- Stated exercise
Give only the number of lines in the listing below where the string "Bains" occurs.

- Recorded data
_ _ _ _ _ _ _
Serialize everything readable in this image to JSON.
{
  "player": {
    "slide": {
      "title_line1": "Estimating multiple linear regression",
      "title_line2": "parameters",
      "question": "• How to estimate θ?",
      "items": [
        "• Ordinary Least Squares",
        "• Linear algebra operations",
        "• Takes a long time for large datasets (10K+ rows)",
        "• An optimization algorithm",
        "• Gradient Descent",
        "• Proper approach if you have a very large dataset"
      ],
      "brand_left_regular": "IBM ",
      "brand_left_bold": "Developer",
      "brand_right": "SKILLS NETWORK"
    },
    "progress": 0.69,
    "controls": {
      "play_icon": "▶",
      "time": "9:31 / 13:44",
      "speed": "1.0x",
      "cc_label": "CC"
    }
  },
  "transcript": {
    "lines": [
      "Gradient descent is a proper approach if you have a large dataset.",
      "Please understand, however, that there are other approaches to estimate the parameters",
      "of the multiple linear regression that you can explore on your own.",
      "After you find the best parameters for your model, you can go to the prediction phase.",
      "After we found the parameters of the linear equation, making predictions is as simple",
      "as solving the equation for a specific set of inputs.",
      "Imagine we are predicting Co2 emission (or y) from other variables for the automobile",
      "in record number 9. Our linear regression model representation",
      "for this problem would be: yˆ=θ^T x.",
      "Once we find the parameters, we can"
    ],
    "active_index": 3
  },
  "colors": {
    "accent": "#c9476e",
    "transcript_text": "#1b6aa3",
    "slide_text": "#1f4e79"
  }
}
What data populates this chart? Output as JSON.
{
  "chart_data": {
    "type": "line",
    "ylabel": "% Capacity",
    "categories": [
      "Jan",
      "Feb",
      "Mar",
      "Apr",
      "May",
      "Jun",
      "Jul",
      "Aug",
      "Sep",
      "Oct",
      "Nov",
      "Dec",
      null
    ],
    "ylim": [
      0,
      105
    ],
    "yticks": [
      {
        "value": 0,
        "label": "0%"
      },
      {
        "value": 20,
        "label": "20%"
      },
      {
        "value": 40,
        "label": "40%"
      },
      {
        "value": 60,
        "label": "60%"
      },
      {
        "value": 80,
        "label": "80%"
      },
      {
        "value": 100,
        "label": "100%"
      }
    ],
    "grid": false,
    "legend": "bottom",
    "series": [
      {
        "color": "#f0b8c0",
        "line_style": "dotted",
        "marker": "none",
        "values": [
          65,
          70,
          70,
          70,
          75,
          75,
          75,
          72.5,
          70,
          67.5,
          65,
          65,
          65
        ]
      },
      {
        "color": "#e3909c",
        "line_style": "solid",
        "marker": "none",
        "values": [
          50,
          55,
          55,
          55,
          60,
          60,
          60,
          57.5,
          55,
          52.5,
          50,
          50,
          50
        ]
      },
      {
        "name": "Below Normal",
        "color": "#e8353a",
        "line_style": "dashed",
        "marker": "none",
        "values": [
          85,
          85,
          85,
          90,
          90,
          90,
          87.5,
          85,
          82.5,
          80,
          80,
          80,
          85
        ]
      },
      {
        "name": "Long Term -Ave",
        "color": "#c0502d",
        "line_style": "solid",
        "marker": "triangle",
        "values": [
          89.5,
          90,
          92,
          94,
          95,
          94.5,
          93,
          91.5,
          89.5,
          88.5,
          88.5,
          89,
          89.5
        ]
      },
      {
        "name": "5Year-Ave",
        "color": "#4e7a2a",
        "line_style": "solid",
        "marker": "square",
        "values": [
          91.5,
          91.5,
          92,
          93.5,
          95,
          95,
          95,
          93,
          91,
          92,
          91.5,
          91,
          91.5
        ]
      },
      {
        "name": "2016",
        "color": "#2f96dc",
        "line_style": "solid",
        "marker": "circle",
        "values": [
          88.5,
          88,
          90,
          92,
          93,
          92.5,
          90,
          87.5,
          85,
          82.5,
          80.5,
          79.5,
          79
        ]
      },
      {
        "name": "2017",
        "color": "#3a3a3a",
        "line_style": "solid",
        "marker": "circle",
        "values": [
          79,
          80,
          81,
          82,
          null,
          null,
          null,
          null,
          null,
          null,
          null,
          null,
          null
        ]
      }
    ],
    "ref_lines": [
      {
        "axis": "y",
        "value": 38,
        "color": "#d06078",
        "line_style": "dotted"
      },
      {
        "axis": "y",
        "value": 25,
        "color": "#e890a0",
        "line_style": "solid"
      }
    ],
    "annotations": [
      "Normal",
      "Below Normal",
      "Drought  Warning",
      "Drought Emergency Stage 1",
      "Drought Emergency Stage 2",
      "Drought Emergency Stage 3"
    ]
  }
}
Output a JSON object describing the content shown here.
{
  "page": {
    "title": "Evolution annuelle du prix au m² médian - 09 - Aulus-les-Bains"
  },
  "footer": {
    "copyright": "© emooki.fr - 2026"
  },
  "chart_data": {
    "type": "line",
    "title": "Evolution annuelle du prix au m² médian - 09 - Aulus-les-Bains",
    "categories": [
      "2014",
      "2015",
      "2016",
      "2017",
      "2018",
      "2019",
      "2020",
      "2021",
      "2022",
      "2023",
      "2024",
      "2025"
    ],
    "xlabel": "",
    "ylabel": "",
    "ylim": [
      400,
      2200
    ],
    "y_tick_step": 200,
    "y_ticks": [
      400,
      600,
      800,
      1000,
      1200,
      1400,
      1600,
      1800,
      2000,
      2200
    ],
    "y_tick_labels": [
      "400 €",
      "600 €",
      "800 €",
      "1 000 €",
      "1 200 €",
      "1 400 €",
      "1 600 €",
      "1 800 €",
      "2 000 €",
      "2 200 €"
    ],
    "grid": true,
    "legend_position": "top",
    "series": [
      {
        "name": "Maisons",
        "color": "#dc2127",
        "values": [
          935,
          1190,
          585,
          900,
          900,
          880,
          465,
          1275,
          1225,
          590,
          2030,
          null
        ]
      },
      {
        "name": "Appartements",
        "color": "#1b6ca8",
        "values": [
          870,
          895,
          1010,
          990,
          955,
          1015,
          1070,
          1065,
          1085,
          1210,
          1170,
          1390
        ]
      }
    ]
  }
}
_ _ _ _ _ _ _
- The solution
2